* **DATA FOR PROCESSING**:
%%

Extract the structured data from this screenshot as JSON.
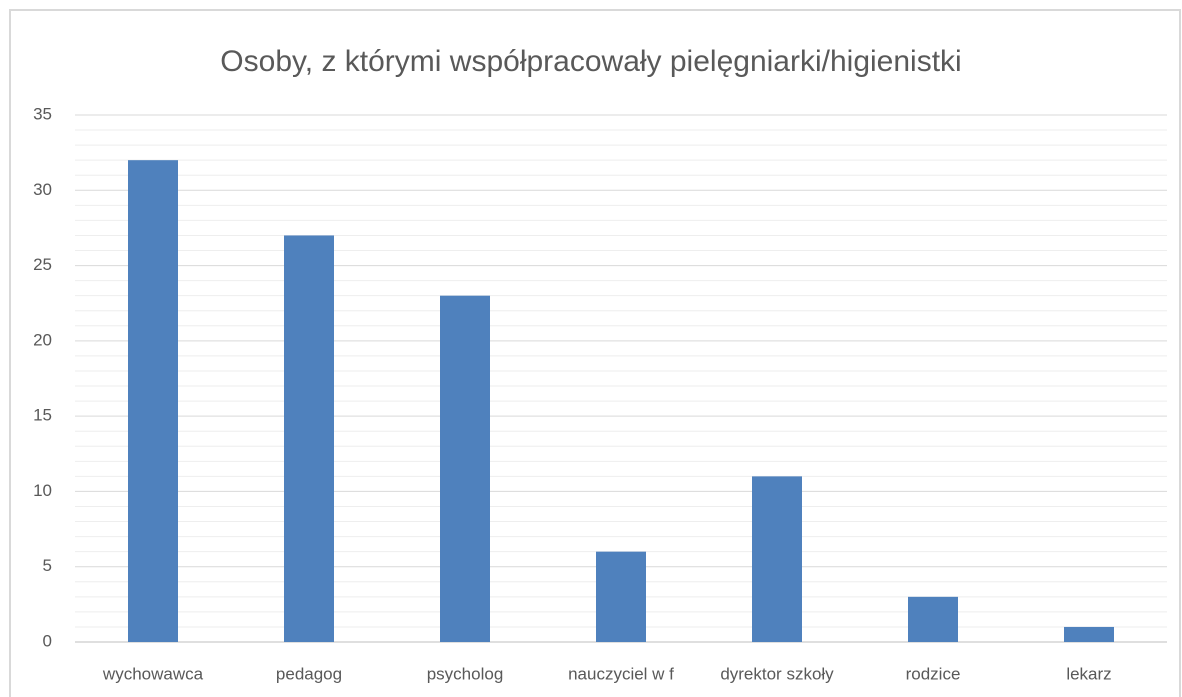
{
  "chart_data": {
    "type": "bar",
    "title": "Osoby, z którymi współpracowały pielęgniarki/higienistki",
    "categories": [
      "wychowawca",
      "pedagog",
      "psycholog",
      "nauczyciel w f",
      "dyrektor szkoły",
      "rodzice",
      "lekarz"
    ],
    "values": [
      32,
      27,
      23,
      6,
      11,
      3,
      1
    ],
    "color": "#4f81bd",
    "ylim": [
      0,
      35
    ],
    "yticks": [
      0,
      5,
      10,
      15,
      20,
      25,
      30,
      35
    ],
    "yminorticks": [
      1,
      2,
      3,
      4,
      6,
      7,
      8,
      9,
      11,
      12,
      13,
      14,
      16,
      17,
      18,
      19,
      21,
      22,
      23,
      24,
      26,
      27,
      28,
      29,
      31,
      32,
      33,
      34
    ],
    "grid": true
  }
}
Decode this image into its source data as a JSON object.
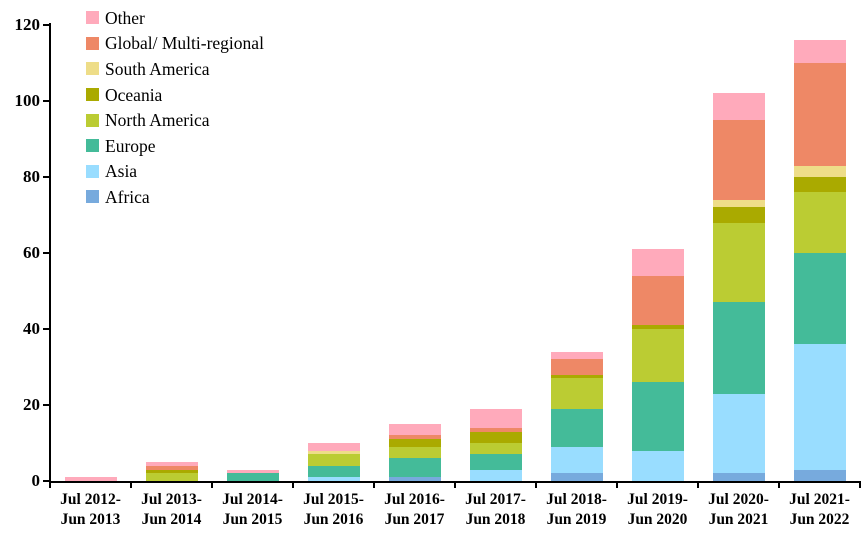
{
  "chart_data": {
    "type": "bar",
    "stacked": true,
    "title": "",
    "xlabel": "",
    "ylabel": "",
    "ylim": [
      0,
      120
    ],
    "ytick_step": 20,
    "yticks": [
      "0",
      "20",
      "40",
      "60",
      "80",
      "100",
      "120"
    ],
    "grid": false,
    "legend_position": "top-left-inside",
    "categories": [
      "Jul 2012-\nJun 2013",
      "Jul 2013-\nJun 2014",
      "Jul 2014-\nJun 2015",
      "Jul 2015-\nJun 2016",
      "Jul 2016-\nJun 2017",
      "Jul 2017-\nJun 2018",
      "Jul 2018-\nJun 2019",
      "Jul 2019-\nJun 2020",
      "Jul 2020-\nJun 2021",
      "Jul 2021-\nJun 2022"
    ],
    "series": [
      {
        "name": "Other",
        "color": "#FFAABB",
        "values": [
          1,
          1,
          1,
          2,
          3,
          5,
          2,
          7,
          7,
          6
        ]
      },
      {
        "name": "Global/ Multi-regional",
        "color": "#EE8866",
        "values": [
          0,
          1,
          0,
          0,
          1,
          1,
          4,
          13,
          21,
          27
        ]
      },
      {
        "name": "South America",
        "color": "#EEDD88",
        "values": [
          0,
          0,
          0,
          1,
          0,
          0,
          0,
          0,
          2,
          3
        ]
      },
      {
        "name": "Oceania",
        "color": "#AAAA00",
        "values": [
          0,
          1,
          0,
          0,
          2,
          3,
          1,
          1,
          4,
          4
        ]
      },
      {
        "name": "North America",
        "color": "#BBCC33",
        "values": [
          0,
          2,
          0,
          3,
          3,
          3,
          8,
          14,
          21,
          16
        ]
      },
      {
        "name": "Europe",
        "color": "#44BB99",
        "values": [
          0,
          0,
          2,
          3,
          5,
          4,
          10,
          18,
          24,
          24
        ]
      },
      {
        "name": "Asia",
        "color": "#99DDFF",
        "values": [
          0,
          0,
          0,
          1,
          0,
          3,
          7,
          8,
          21,
          33
        ]
      },
      {
        "name": "Africa",
        "color": "#77AADD",
        "values": [
          0,
          0,
          0,
          0,
          1,
          0,
          2,
          0,
          2,
          3
        ]
      }
    ],
    "bar_totals": [
      1,
      5,
      3,
      10,
      15,
      19,
      34,
      61,
      102,
      116
    ],
    "axis_color": "#000000",
    "background_color": "#FFFFFF"
  }
}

%%

* **TASK TO COMPLETE**:
Repeat all the records above exactly, leaving out any pictures.

* **PROBLEM SOLUTION**:
Extract the structured data from this screenshot as JSON.
{
  "chart_data": {
    "type": "bar",
    "title": "Osoby, z którymi współpracowały pielęgniarki/higienistki",
    "categories": [
      "wychowawca",
      "pedagog",
      "psycholog",
      "nauczyciel w f",
      "dyrektor szkoły",
      "rodzice",
      "lekarz"
    ],
    "values": [
      32,
      27,
      23,
      6,
      11,
      3,
      1
    ],
    "color": "#4f81bd",
    "ylim": [
      0,
      35
    ],
    "yticks": [
      0,
      5,
      10,
      15,
      20,
      25,
      30,
      35
    ],
    "yminorticks": [
      1,
      2,
      3,
      4,
      6,
      7,
      8,
      9,
      11,
      12,
      13,
      14,
      16,
      17,
      18,
      19,
      21,
      22,
      23,
      24,
      26,
      27,
      28,
      29,
      31,
      32,
      33,
      34
    ],
    "grid": true
  }
}
Decode this image into its source data as a JSON object.
{
  "chart_data": {
    "type": "bar",
    "stacked": true,
    "title": "",
    "xlabel": "",
    "ylabel": "",
    "ylim": [
      0,
      120
    ],
    "ytick_step": 20,
    "yticks": [
      "0",
      "20",
      "40",
      "60",
      "80",
      "100",
      "120"
    ],
    "grid": false,
    "legend_position": "top-left-inside",
    "categories": [
      "Jul 2012-\nJun 2013",
      "Jul 2013-\nJun 2014",
      "Jul 2014-\nJun 2015",
      "Jul 2015-\nJun 2016",
      "Jul 2016-\nJun 2017",
      "Jul 2017-\nJun 2018",
      "Jul 2018-\nJun 2019",
      "Jul 2019-\nJun 2020",
      "Jul 2020-\nJun 2021",
      "Jul 2021-\nJun 2022"
    ],
    "series": [
      {
        "name": "Other",
        "color": "#FFAABB",
        "values": [
          1,
          1,
          1,
          2,
          3,
          5,
          2,
          7,
          7,
          6
        ]
      },
      {
        "name": "Global/ Multi-regional",
        "color": "#EE8866",
        "values": [
          0,
          1,
          0,
          0,
          1,
          1,
          4,
          13,
          21,
          27
        ]
      },
      {
        "name": "South America",
        "color": "#EEDD88",
        "values": [
          0,
          0,
          0,
          1,
          0,
          0,
          0,
          0,
          2,
          3
        ]
      },
      {
        "name": "Oceania",
        "color": "#AAAA00",
        "values": [
          0,
          1,
          0,
          0,
          2,
          3,
          1,
          1,
          4,
          4
        ]
      },
      {
        "name": "North America",
        "color": "#BBCC33",
        "values": [
          0,
          2,
          0,
          3,
          3,
          3,
          8,
          14,
          21,
          16
        ]
      },
      {
        "name": "Europe",
        "color": "#44BB99",
        "values": [
          0,
          0,
          2,
          3,
          5,
          4,
          10,
          18,
          24,
          24
        ]
      },
      {
        "name": "Asia",
        "color": "#99DDFF",
        "values": [
          0,
          0,
          0,
          1,
          0,
          3,
          7,
          8,
          21,
          33
        ]
      },
      {
        "name": "Africa",
        "color": "#77AADD",
        "values": [
          0,
          0,
          0,
          0,
          1,
          0,
          2,
          0,
          2,
          3
        ]
      }
    ],
    "bar_totals": [
      1,
      5,
      3,
      10,
      15,
      19,
      34,
      61,
      102,
      116
    ],
    "axis_color": "#000000",
    "background_color": "#FFFFFF"
  }
}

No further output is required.